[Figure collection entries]

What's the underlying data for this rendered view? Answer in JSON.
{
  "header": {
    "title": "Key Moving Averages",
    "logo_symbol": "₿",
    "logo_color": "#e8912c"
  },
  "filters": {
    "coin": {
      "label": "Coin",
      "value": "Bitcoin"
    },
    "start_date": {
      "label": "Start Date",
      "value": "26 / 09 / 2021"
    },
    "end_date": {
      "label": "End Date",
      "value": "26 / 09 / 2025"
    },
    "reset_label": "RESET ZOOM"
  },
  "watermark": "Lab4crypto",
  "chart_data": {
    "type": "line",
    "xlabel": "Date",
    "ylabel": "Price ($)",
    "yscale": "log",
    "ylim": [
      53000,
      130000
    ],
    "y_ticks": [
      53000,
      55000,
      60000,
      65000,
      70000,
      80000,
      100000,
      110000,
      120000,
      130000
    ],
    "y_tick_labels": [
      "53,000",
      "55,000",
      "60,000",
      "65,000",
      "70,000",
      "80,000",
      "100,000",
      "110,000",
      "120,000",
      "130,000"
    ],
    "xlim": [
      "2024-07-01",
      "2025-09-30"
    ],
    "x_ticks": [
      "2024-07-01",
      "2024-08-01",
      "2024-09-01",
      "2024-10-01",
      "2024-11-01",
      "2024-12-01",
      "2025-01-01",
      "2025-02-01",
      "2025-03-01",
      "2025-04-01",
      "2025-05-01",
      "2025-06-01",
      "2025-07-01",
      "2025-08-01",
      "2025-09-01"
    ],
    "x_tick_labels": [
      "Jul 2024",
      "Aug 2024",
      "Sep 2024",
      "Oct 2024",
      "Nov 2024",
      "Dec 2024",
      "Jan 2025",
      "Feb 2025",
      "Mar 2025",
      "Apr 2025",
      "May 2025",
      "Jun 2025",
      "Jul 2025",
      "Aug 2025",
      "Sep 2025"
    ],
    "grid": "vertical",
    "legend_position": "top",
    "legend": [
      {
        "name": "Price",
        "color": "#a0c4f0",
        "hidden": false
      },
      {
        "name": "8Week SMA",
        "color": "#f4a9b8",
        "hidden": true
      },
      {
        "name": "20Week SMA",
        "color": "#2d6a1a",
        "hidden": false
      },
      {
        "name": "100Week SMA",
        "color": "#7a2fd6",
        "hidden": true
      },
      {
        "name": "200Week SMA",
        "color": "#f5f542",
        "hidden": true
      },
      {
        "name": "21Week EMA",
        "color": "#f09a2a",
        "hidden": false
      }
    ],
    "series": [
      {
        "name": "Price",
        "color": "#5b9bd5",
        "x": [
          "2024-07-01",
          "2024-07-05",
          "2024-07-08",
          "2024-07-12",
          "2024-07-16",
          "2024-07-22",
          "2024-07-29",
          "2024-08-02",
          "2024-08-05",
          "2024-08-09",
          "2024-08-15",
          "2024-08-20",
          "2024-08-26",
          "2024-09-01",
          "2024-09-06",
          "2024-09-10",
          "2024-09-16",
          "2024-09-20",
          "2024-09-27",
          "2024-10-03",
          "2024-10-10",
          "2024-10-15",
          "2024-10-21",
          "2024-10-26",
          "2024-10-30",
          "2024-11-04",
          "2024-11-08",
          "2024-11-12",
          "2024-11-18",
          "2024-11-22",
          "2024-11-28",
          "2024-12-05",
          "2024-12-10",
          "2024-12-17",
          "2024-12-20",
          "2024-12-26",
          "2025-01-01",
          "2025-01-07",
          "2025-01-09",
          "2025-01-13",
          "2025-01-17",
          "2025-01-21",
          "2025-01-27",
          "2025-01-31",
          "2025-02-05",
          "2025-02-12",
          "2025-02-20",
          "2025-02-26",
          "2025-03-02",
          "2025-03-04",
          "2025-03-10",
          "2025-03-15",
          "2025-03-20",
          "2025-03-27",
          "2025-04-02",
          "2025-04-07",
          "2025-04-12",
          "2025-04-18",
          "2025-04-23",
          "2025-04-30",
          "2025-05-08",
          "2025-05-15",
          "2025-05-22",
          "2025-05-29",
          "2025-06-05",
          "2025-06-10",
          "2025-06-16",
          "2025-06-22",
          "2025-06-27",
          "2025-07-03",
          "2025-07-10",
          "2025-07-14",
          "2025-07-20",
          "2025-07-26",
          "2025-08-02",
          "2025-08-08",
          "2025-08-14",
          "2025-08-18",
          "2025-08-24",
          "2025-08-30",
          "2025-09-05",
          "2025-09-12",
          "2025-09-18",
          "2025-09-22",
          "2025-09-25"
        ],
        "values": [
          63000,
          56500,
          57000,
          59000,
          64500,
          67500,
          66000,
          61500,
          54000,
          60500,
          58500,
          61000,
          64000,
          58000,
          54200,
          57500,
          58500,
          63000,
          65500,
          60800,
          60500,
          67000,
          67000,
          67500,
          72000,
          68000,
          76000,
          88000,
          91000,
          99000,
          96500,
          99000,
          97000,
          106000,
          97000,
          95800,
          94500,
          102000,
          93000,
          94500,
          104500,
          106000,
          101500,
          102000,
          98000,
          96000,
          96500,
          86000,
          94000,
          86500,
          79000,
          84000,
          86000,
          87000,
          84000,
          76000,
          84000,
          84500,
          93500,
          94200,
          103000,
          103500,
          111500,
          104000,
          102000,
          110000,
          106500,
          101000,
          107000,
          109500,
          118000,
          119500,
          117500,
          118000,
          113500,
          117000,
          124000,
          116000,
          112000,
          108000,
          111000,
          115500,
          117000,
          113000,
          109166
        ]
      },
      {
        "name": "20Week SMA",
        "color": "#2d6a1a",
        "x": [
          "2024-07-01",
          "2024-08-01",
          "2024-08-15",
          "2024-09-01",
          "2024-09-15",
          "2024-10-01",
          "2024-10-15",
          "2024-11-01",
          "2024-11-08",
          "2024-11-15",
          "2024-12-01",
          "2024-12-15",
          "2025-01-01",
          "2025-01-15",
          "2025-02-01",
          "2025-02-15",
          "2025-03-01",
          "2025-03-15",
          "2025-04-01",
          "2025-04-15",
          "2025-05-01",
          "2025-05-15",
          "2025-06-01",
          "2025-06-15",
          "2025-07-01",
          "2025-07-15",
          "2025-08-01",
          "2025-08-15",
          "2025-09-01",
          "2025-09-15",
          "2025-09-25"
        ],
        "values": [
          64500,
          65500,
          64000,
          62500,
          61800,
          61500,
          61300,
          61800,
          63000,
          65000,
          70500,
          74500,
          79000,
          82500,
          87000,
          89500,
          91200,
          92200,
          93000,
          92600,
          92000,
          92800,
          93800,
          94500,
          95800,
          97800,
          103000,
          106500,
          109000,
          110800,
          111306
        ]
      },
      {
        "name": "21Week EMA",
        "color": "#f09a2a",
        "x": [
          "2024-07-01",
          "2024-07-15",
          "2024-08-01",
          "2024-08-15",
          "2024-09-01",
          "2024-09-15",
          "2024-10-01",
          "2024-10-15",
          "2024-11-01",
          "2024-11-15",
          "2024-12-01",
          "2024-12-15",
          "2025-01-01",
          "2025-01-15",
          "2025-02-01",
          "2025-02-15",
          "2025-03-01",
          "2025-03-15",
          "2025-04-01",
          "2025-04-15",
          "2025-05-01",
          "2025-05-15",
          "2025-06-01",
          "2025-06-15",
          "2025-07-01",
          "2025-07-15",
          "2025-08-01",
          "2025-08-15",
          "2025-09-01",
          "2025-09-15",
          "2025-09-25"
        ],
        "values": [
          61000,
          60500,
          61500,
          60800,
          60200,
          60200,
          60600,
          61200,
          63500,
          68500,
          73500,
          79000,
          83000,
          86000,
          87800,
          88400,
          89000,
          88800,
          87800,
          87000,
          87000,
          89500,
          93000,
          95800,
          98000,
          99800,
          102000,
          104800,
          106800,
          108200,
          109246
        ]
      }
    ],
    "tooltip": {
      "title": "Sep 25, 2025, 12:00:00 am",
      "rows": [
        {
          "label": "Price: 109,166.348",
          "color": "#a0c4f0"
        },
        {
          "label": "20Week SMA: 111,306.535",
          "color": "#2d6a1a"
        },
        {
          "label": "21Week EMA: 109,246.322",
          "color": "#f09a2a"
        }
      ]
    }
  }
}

GIVEN INSTRUCTION -
Gather from the records above every line containing the string "title".

THE RESPONSE -
    "title": "Key Moving Averages",
      "title": "Sep 25, 2025, 12:00:00 am",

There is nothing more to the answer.